Задание 1:
Определите, согласуются ли с текстом о постмодернизме в архитектуре утверждения (a), (b) и (c). На каждое ответьте «да» или «нет» и приведите решающие слова текста в точной цитате. (a) В 1970-х годах источниками для архитекторов стали Леду, Левиттаун и Лас-Вегас. (b) Вентури и Мур опирались на классицизм и наследие высокого искусства. (c) То, что сначала казалось безграничной свободой, к середине 1990-х годов закостенело.

Показанный текст:
● ● ●

Таким образом, первый этап постмодернизма сыграл роль, в некотором смысле схожую с ролью самого модернизма после Первой мировой войны: он оживил архитектурный словарь, открыв новые «прошлые», новые народные традиции и новые аспекты массовой культуры. Если в 1920-х годах источниками были Акрополь, автомобили и средиземноморские деревни, то в 1970-х годах это были Леду, Левиттаун и Лас-Вегас. Некоторые архитекторы, такие как Грейвс, Гринберг и Блатто, опирались на классицизм и наследие высокого искусства; другие же, такие как Вентури и Мур, черпали новые эстетические образы из субурбий и Лас-Вегас-Стрип. И вероятно, именно в области орнамента постмодернистская архитектура приблизилась к духу поп-культуры и «контаминации», которые обычно ассоциируются с постмодернизмом в других областях.41 Но если все это вселяло определенные надежды, то затем открывалась другая картина: претенциозность, откровенный материализм, псевдокультура, уровень показной роскоши, от которого Веблен42 бы содрогнулся. И то, что сначала выглядело как безграничная свобода, к середине 1980-х годов, казалось, закостенело и кодифицировалось.

● ● ●

(Сохранённые записи набора данных)

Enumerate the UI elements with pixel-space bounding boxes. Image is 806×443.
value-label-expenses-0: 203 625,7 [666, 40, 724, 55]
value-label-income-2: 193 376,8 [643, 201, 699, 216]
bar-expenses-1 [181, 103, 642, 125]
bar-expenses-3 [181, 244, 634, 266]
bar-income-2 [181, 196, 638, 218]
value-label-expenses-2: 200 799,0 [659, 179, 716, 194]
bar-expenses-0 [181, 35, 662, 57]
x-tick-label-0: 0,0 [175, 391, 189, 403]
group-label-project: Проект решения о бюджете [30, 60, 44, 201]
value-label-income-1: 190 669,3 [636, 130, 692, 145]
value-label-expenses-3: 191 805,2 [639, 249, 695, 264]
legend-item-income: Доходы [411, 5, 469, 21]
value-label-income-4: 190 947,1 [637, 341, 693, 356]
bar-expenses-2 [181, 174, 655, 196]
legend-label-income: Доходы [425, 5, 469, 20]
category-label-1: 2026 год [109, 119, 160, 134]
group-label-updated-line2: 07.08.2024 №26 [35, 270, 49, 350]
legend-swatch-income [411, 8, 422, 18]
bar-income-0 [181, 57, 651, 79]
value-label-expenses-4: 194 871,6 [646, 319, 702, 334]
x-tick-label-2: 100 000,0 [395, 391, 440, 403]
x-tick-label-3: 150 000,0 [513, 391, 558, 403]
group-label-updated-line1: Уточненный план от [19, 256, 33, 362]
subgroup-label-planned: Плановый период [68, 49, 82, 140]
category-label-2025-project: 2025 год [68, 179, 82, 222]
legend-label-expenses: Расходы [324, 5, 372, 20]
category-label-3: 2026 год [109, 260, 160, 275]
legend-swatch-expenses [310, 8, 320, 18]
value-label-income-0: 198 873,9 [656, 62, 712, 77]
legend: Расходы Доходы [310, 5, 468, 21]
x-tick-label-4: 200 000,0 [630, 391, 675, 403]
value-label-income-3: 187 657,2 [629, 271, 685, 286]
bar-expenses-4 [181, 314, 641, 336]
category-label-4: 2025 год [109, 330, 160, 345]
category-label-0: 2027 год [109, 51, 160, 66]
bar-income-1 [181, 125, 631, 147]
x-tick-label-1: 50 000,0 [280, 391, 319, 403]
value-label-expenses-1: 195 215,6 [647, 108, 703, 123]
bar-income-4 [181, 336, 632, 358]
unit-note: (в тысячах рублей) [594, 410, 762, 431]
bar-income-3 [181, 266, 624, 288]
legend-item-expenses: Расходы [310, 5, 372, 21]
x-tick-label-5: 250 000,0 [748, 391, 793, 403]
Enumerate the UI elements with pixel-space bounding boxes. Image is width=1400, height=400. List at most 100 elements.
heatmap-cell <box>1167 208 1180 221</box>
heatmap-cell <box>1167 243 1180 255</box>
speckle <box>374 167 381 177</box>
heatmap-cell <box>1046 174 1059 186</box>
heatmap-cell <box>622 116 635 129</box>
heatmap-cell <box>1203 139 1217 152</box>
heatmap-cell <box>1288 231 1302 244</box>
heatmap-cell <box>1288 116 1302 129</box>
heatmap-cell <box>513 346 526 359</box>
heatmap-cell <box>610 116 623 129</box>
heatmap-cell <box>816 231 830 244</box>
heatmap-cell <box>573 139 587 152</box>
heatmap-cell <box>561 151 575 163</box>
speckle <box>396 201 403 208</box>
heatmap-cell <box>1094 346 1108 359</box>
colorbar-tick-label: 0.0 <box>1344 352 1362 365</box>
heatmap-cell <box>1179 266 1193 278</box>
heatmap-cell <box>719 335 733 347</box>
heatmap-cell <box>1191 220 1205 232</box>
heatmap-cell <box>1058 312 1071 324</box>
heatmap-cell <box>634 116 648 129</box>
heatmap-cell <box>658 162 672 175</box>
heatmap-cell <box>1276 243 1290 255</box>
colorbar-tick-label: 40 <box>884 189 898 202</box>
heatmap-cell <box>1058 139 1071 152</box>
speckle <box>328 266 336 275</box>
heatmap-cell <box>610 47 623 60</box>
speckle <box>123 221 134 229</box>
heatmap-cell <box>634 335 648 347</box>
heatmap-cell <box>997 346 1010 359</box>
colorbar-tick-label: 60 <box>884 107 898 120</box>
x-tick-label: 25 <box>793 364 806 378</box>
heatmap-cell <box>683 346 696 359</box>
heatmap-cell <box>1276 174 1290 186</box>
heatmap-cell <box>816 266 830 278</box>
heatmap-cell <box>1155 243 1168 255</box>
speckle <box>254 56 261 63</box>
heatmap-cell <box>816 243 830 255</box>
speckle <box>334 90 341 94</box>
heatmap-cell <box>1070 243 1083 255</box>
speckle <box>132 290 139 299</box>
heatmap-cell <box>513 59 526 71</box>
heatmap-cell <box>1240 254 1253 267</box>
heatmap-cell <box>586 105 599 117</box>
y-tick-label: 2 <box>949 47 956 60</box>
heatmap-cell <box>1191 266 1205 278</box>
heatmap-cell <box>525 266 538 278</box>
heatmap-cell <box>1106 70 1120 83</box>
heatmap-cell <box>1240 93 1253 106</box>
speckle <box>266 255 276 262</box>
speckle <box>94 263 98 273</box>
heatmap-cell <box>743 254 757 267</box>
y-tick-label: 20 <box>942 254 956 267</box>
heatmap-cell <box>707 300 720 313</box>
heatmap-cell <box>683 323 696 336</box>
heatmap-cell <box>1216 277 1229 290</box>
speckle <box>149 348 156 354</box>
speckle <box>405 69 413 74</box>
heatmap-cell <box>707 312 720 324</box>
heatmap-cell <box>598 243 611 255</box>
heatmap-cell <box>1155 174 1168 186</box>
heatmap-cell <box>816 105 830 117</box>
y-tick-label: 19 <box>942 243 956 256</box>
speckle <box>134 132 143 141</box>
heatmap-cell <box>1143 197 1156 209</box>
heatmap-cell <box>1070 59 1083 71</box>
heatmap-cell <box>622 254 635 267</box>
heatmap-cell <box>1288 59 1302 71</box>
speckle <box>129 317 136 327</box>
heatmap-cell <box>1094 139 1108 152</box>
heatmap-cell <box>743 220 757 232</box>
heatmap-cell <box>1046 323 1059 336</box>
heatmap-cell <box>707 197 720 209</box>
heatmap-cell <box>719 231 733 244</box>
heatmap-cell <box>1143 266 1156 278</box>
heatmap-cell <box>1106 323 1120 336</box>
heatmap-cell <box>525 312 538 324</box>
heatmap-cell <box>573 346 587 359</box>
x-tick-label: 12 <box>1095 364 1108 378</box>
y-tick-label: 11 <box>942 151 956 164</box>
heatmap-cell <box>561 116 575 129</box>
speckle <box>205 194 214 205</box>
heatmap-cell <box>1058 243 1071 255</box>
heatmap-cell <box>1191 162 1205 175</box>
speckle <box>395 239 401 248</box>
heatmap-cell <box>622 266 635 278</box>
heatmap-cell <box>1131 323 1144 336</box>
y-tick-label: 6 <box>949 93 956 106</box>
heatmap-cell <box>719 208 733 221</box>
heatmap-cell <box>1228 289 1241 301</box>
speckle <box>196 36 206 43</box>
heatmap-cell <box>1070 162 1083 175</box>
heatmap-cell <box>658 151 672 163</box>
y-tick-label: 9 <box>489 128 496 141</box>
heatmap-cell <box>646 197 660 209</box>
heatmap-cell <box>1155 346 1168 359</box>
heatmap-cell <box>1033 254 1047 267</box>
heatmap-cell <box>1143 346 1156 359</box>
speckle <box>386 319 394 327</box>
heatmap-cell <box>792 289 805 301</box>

● ● ●

Задание 2:
Оформите в виде таблицы Markdown с колонками «№» и «Строка» строки записей, начиная с самой первой строки записей и заканчивая строкой, которая содержит «value-label-income-4: 190 947,1». Обе граничные строки включите, пустые строки пропустите.

Готовый ответ 1:
(a) Да: «в 1970-х годах это были Леду, Левиттаун и Лас-Вегас».
(b) Нет: «другие же, такие как Вентури и Мур, черпали новые эстетические образы из субурбий и Лас-Вегас-Стрип».
(c) Нет: «к середине 1980-х годов, казалось, закостенело и кодифицировалось».

Готовый ответ 2:
| № | Строка |
|---|---|
| 1 | Enumerate the UI elements with pixel-space bounding boxes. Image is 806×443. |
| 2 | value-label-expenses-0: 203 625,7 [666, 40, 724, 55] |
| 3 | value-label-income-2: 193 376,8 [643, 201, 699, 216] |
| 4 | bar-expenses-1 [181, 103, 642, 125] |
| 5 | bar-expenses-3 [181, 244, 634, 266] |
| 6 | bar-income-2 [181, 196, 638, 218] |
| 7 | value-label-expenses-2: 200 799,0 [659, 179, 716, 194] |
| 8 | bar-expenses-0 [181, 35, 662, 57] |
| 9 | x-tick-label-0: 0,0 [175, 391, 189, 403] |
| 10 | group-label-project: Проект решения о бюджете [30, 60, 44, 201] |
| 11 | value-label-income-1: 190 669,3 [636, 130, 692, 145] |
| 12 | value-label-expenses-3: 191 805,2 [639, 249, 695, 264] |
| 13 | legend-item-income: Доходы [411, 5, 469, 21] |
| 14 | value-label-income-4: 190 947,1 [637, 341, 693, 356] |